ITEMS:
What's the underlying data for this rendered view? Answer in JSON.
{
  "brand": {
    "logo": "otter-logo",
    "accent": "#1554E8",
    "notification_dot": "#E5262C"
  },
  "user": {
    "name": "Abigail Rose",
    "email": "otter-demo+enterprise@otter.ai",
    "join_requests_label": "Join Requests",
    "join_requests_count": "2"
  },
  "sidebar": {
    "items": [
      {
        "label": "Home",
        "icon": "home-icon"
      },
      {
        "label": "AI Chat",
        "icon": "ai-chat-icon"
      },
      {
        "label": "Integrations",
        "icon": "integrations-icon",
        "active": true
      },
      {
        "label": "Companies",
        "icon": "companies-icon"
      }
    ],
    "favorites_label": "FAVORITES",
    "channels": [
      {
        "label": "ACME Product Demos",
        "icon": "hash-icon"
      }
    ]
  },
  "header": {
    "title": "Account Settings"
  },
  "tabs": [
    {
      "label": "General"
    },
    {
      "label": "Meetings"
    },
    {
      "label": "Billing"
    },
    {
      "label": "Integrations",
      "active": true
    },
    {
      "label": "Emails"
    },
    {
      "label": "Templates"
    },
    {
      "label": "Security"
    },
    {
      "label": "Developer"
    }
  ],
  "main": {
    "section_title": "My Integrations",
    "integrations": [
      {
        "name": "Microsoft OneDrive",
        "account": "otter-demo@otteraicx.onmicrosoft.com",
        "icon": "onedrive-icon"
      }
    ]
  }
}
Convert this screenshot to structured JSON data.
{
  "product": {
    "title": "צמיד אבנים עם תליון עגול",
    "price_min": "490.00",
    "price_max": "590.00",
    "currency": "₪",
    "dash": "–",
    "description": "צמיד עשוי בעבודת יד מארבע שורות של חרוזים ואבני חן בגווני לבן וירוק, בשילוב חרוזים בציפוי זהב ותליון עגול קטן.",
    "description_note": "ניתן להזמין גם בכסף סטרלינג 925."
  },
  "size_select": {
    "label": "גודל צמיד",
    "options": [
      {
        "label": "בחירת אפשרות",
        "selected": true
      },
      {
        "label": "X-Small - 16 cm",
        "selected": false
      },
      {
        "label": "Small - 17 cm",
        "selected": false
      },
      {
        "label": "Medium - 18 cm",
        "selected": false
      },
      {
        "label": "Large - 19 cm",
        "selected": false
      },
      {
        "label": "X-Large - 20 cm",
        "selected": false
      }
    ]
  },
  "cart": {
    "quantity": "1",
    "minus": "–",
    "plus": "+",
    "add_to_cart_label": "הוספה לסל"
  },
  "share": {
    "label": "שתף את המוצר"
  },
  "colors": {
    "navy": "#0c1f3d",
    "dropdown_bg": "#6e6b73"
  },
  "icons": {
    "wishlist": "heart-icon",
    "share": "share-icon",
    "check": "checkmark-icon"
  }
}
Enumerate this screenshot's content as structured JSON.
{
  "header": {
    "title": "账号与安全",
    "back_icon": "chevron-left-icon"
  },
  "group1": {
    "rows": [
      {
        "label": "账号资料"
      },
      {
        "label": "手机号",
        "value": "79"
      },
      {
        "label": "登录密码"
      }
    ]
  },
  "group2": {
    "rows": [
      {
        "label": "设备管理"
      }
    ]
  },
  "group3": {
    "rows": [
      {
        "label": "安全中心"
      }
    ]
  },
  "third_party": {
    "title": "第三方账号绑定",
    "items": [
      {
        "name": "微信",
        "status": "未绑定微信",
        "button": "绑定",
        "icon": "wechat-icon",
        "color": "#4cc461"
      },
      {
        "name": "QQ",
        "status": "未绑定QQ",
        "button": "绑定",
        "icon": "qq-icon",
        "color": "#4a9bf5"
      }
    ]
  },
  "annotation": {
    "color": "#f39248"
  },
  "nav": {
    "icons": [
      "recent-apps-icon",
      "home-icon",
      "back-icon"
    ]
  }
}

GOAL OF THE EXERCISE:
Please reproduce each line exactly as written.

RESULT FOR THIS EXERCISE:
What's the underlying data for this rendered view? Answer in JSON.
{
  "brand": {
    "logo": "otter-logo",
    "accent": "#1554E8",
    "notification_dot": "#E5262C"
  },
  "user": {
    "name": "Abigail Rose",
    "email": "otter-demo+enterprise@otter.ai",
    "join_requests_label": "Join Requests",
    "join_requests_count": "2"
  },
  "sidebar": {
    "items": [
      {
        "label": "Home",
        "icon": "home-icon"
      },
      {
        "label": "AI Chat",
        "icon": "ai-chat-icon"
      },
      {
        "label": "Integrations",
        "icon": "integrations-icon",
        "active": true
      },
      {
        "label": "Companies",
        "icon": "companies-icon"
      }
    ],
    "favorites_label": "FAVORITES",
    "channels": [
      {
        "label": "ACME Product Demos",
        "icon": "hash-icon"
      }
    ]
  },
  "header": {
    "title": "Account Settings"
  },
  "tabs": [
    {
      "label": "General"
    },
    {
      "label": "Meetings"
    },
    {
      "label": "Billing"
    },
    {
      "label": "Integrations",
      "active": true
    },
    {
      "label": "Emails"
    },
    {
      "label": "Templates"
    },
    {
      "label": "Security"
    },
    {
      "label": "Developer"
    }
  ],
  "main": {
    "section_title": "My Integrations",
    "integrations": [
      {
        "name": "Microsoft OneDrive",
        "account": "otter-demo@otteraicx.onmicrosoft.com",
        "icon": "onedrive-icon"
      }
    ]
  }
}
Convert this screenshot to structured JSON data.
{
  "product": {
    "title": "צמיד אבנים עם תליון עגול",
    "price_min": "490.00",
    "price_max": "590.00",
    "currency": "₪",
    "dash": "–",
    "description": "צמיד עשוי בעבודת יד מארבע שורות של חרוזים ואבני חן בגווני לבן וירוק, בשילוב חרוזים בציפוי זהב ותליון עגול קטן.",
    "description_note": "ניתן להזמין גם בכסף סטרלינג 925."
  },
  "size_select": {
    "label": "גודל צמיד",
    "options": [
      {
        "label": "בחירת אפשרות",
        "selected": true
      },
      {
        "label": "X-Small - 16 cm",
        "selected": false
      },
      {
        "label": "Small - 17 cm",
        "selected": false
      },
      {
        "label": "Medium - 18 cm",
        "selected": false
      },
      {
        "label": "Large - 19 cm",
        "selected": false
      },
      {
        "label": "X-Large - 20 cm",
        "selected": false
      }
    ]
  },
  "cart": {
    "quantity": "1",
    "minus": "–",
    "plus": "+",
    "add_to_cart_label": "הוספה לסל"
  },
  "share": {
    "label": "שתף את המוצר"
  },
  "colors": {
    "navy": "#0c1f3d",
    "dropdown_bg": "#6e6b73"
  },
  "icons": {
    "wishlist": "heart-icon",
    "share": "share-icon",
    "check": "checkmark-icon"
  }
}
Enumerate this screenshot's content as structured JSON.
{
  "header": {
    "title": "账号与安全",
    "back_icon": "chevron-left-icon"
  },
  "group1": {
    "rows": [
      {
        "label": "账号资料"
      },
      {
        "label": "手机号",
        "value": "79"
      },
      {
        "label": "登录密码"
      }
    ]
  },
  "group2": {
    "rows": [
      {
        "label": "设备管理"
      }
    ]
  },
  "group3": {
    "rows": [
      {
        "label": "安全中心"
      }
    ]
  },
  "third_party": {
    "title": "第三方账号绑定",
    "items": [
      {
        "name": "微信",
        "status": "未绑定微信",
        "button": "绑定",
        "icon": "wechat-icon",
        "color": "#4cc461"
      },
      {
        "name": "QQ",
        "status": "未绑定QQ",
        "button": "绑定",
        "icon": "qq-icon",
        "color": "#4a9bf5"
      }
    ]
  },
  "annotation": {
    "color": "#f39248"
  },
  "nav": {
    "icons": [
      "recent-apps-icon",
      "home-icon",
      "back-icon"
    ]
  }
}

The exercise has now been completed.